### HALAMAN
────────

Pembatasan Penjualan Senjata ke Saudi dan Dampak Indhan AS
A
A
A
WASHINGTON - Kongres Amerika Serikat mempertimbangkan untuk membatasi penjualan senjata ke Kerajaan Arab Saudi. Pertimbangan tersebut seiring kasus pembunuhan jurnalis Jamal Khashoggi dan perang yang dilakukan Saudi di Yaman.
Arab Saudi sendiri dikenal sebagai mitra utama Amerika Serikat di Timur Tengah dan yang paling gandrung membeli senjata buatan Abang Sam. Kegemaran Saudi membeli mesin perang buatan AS, merupakan salah satu faktor penting dalam menjaga hubungan kedua negara.
Pada akhir Maret 2018, Putera Mahkota Kerajaan Arab Saudi, Pangeran Mohammed bin Salman melakukan pertemuan khusus dengan Presiden Amerika Serikat Donald Trump, untuk meningkatkan belanja militer Saudi.

────────

### DAFTAR TUGAS
a. Tentukan apakah setiap pernyataan berikut sesuai dengan berita tentang penjualan senjata ke Saudi, lalu kutip kata-kata berita yang menjadi dasar jawaban. (i) Kongres Amerika Serikat mempertimbangkan pembatasan penjualan senjata ke Arab Saudi. (ii) Pertemuan Mohammed bin Salman dengan Donald Trump berlangsung pada awal Maret 2018. (iii) Arab Saudi dikenal sebagai mitra utama Amerika Serikat di Timur Tengah.
b. Salin tanpa perubahan bagian berita tentang penjualan senjata ke Saudi yang dibuka dengan kata-kata yang memuat "Arab Saudi sendiri" dan ditutup dengan "hubungan kedua negara.".

────────

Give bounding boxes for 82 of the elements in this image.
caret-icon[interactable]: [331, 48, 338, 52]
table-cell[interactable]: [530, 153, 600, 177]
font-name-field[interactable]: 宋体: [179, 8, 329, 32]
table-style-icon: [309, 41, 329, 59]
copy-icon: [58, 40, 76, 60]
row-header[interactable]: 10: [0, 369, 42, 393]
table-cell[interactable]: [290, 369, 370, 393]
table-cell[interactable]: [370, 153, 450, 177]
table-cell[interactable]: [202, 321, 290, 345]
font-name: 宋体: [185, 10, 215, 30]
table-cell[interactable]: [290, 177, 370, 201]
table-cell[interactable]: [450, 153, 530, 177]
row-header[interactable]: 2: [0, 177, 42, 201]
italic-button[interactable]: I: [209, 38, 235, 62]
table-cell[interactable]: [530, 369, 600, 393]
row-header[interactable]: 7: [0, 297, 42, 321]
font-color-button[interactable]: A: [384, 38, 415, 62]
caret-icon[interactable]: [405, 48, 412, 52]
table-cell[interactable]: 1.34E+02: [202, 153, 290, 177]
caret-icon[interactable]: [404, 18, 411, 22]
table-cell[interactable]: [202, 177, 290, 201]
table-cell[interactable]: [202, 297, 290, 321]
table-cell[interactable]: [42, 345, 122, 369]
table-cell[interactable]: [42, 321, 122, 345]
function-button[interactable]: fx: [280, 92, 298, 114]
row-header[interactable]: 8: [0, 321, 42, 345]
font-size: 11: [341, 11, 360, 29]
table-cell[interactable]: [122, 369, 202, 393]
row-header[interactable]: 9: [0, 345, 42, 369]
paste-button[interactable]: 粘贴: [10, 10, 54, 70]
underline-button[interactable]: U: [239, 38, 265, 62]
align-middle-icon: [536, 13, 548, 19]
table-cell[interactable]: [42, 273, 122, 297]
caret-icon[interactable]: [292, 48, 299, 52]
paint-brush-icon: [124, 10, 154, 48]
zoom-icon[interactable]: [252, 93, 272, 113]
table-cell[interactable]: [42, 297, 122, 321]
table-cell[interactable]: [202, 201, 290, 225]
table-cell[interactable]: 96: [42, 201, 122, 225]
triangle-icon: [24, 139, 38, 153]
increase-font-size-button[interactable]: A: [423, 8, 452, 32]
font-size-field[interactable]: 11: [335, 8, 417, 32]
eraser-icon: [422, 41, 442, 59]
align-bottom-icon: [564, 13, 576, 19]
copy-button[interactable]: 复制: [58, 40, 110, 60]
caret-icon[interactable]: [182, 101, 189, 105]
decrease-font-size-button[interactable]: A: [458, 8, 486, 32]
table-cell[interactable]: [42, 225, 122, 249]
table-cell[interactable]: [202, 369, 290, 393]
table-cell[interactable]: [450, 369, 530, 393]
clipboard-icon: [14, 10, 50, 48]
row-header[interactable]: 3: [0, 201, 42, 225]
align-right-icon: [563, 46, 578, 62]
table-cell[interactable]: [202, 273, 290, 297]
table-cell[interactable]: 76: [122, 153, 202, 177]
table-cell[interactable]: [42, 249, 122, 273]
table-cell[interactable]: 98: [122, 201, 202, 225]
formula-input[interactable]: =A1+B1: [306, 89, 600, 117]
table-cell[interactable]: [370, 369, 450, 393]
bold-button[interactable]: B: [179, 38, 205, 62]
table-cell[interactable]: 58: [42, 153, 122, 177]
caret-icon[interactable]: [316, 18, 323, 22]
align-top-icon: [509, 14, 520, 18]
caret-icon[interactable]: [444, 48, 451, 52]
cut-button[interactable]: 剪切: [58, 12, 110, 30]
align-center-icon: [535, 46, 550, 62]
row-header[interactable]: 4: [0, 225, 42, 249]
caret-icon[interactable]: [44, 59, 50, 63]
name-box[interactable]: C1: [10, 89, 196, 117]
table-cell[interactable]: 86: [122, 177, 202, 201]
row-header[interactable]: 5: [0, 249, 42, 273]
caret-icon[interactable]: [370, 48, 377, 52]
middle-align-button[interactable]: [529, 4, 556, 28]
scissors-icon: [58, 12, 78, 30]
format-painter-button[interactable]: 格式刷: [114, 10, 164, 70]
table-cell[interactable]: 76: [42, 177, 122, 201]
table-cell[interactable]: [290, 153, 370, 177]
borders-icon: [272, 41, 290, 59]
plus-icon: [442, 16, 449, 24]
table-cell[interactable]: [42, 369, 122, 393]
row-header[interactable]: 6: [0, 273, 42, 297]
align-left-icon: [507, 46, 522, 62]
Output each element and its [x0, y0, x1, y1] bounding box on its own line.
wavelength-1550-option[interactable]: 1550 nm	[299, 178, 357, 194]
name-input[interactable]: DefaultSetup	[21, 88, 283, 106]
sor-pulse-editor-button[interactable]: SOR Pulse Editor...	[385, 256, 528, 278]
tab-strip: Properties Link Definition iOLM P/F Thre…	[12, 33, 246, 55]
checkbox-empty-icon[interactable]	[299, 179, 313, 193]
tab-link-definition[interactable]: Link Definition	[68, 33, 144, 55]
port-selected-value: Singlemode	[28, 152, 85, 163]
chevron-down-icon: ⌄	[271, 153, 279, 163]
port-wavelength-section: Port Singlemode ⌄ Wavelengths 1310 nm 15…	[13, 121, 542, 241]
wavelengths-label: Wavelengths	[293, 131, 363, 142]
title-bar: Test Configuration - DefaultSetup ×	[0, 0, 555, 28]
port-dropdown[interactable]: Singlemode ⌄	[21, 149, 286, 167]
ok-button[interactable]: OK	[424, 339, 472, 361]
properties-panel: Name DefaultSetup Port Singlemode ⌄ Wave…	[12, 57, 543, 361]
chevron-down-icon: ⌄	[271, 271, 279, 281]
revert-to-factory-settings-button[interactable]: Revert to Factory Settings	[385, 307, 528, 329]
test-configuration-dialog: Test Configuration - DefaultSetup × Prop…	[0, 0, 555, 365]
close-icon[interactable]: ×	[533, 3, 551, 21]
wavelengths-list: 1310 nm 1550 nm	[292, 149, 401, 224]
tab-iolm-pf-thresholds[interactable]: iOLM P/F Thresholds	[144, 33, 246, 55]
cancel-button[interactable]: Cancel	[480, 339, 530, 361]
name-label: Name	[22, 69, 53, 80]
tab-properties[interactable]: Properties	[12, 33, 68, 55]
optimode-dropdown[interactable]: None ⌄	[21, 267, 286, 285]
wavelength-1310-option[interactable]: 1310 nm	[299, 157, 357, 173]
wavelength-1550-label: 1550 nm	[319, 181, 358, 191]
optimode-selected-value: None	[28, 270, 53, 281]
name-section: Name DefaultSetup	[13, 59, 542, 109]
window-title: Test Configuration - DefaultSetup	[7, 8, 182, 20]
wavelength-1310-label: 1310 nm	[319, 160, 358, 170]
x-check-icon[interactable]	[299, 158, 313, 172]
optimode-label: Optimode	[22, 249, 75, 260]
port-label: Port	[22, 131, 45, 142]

────────

### JAWABAN PER TUGAS
a.
(i) Ya, sesuai: "Kongres Amerika Serikat mempertimbangkan untuk membatasi penjualan senjata ke Kerajaan Arab Saudi."
(ii) Tidak, berita menyebut waktu yang berbeda: "Pada akhir Maret 2018".
(iii) Ya, sesuai: "Arab Saudi sendiri dikenal sebagai mitra utama Amerika Serikat di Timur Tengah".

b.
Arab Saudi sendiri dikenal sebagai mitra utama Amerika Serikat di Timur Tengah dan yang paling gandrung membeli senjata buatan Abang Sam. Kegemaran Saudi membeli mesin perang buatan AS, merupakan salah satu faktor penting dalam menjaga hubungan kedua negara.